__What the exercise asks__.
Extract all lines containing "支出合计".
::::
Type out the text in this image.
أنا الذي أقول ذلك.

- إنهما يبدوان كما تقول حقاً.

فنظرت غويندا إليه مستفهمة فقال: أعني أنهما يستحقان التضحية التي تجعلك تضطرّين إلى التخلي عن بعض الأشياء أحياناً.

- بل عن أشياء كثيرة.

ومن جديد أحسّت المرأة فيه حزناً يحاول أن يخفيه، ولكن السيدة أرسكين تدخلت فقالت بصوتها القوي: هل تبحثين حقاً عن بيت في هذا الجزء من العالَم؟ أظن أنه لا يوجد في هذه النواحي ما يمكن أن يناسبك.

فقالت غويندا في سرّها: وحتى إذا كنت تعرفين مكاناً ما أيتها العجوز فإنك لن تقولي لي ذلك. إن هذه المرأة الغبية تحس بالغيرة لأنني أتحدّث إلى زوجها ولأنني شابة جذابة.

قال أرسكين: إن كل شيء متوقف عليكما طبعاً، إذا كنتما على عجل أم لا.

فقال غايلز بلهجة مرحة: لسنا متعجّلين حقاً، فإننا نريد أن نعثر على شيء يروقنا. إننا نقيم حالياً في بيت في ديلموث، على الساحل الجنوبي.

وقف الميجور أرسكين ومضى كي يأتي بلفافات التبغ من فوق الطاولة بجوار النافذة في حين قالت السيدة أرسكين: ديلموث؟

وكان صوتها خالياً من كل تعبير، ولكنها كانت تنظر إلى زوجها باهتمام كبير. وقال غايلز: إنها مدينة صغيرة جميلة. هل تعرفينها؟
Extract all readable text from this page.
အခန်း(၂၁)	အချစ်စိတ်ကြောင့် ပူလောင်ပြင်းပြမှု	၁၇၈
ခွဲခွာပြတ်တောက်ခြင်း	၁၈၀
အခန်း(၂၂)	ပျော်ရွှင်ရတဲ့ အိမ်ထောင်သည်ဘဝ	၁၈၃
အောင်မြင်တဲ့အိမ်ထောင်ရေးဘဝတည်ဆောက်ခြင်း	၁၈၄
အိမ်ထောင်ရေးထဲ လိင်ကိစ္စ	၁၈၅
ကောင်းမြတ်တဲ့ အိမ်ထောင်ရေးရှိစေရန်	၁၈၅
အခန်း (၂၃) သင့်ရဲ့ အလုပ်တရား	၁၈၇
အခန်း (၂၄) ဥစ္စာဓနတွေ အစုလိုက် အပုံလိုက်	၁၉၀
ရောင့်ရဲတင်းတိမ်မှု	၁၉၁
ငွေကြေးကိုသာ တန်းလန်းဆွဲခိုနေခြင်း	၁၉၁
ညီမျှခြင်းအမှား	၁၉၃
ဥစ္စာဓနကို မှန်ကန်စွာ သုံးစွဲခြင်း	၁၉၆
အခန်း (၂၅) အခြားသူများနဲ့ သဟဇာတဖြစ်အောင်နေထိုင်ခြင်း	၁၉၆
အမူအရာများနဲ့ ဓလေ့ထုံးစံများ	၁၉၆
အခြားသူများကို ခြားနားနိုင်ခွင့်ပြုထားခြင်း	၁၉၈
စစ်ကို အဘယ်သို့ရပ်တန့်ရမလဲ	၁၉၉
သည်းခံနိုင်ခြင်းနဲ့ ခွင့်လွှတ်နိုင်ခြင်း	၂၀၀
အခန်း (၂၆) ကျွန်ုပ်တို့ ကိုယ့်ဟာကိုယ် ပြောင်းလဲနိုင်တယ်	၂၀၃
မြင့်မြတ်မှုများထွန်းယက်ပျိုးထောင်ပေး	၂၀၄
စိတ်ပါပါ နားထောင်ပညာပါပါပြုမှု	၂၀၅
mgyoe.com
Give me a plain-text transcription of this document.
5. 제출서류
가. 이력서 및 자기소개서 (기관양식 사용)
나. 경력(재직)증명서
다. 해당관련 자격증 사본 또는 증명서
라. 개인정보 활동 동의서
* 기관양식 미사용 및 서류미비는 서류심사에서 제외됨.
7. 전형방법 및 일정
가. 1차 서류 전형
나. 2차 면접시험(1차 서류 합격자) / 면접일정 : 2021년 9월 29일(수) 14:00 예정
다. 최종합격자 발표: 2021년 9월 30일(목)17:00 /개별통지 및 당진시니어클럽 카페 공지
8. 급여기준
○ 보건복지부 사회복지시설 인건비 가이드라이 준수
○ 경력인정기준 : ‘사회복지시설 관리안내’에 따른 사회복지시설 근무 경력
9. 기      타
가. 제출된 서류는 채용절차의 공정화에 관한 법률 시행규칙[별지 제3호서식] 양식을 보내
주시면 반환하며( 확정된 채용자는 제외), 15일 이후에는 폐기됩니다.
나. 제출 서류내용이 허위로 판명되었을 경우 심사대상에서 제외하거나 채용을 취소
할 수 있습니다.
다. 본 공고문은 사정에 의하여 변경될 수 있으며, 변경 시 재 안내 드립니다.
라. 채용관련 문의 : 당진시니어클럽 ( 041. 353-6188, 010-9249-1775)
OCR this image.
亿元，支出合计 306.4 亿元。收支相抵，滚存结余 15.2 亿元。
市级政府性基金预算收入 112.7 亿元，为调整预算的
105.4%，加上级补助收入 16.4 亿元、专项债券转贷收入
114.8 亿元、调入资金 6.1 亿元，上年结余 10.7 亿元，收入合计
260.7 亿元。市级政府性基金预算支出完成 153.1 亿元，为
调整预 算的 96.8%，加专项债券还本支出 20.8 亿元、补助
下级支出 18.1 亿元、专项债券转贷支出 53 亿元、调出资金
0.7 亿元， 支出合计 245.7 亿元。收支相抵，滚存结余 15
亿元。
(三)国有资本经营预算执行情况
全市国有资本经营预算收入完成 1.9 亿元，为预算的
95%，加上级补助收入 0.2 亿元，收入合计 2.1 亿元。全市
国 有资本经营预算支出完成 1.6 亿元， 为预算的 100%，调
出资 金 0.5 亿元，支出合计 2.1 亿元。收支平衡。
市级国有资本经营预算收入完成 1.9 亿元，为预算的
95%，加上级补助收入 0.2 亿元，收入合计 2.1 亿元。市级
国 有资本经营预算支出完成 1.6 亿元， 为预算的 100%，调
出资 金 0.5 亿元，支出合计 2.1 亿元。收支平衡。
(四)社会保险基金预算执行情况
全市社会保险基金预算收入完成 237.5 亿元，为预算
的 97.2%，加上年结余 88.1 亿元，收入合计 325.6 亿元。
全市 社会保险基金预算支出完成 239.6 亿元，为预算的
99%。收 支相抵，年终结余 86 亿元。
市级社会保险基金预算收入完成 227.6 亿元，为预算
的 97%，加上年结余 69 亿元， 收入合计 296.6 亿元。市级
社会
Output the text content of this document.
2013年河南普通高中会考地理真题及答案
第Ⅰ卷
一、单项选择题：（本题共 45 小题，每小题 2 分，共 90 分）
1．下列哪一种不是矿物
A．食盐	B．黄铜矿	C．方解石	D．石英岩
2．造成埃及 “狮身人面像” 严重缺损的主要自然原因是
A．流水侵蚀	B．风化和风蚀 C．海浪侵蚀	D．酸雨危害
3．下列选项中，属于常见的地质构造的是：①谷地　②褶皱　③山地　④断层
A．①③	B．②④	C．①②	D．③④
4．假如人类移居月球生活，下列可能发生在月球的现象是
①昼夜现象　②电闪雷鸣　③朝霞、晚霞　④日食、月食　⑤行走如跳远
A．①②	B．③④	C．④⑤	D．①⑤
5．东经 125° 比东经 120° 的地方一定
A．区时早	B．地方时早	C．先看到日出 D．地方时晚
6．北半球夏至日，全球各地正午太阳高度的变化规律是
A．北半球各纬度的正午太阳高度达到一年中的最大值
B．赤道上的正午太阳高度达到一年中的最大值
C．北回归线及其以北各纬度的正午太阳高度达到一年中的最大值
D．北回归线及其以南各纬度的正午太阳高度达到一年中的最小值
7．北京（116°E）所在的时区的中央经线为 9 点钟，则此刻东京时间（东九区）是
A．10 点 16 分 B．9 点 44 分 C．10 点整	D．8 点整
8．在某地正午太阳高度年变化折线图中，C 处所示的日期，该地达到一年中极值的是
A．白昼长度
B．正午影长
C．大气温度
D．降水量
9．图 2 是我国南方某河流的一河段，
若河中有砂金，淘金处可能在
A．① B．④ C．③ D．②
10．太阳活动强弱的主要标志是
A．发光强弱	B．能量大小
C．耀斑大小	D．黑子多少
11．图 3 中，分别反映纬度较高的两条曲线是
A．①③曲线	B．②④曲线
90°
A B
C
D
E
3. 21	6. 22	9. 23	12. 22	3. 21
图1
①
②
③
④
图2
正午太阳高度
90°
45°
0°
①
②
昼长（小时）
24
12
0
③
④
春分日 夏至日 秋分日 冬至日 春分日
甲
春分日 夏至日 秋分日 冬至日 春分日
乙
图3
::::
__Output below__.
亿元，支出合计 306.4 亿元。收支相抵，滚存结余 15.2 亿元。
0.7 亿元， 支出合计 245.7 亿元。收支相抵，滚存结余 15
出资 金 0.5 亿元，支出合计 2.1 亿元。收支平衡。
出资 金 0.5 亿元，支出合计 2.1 亿元。收支平衡。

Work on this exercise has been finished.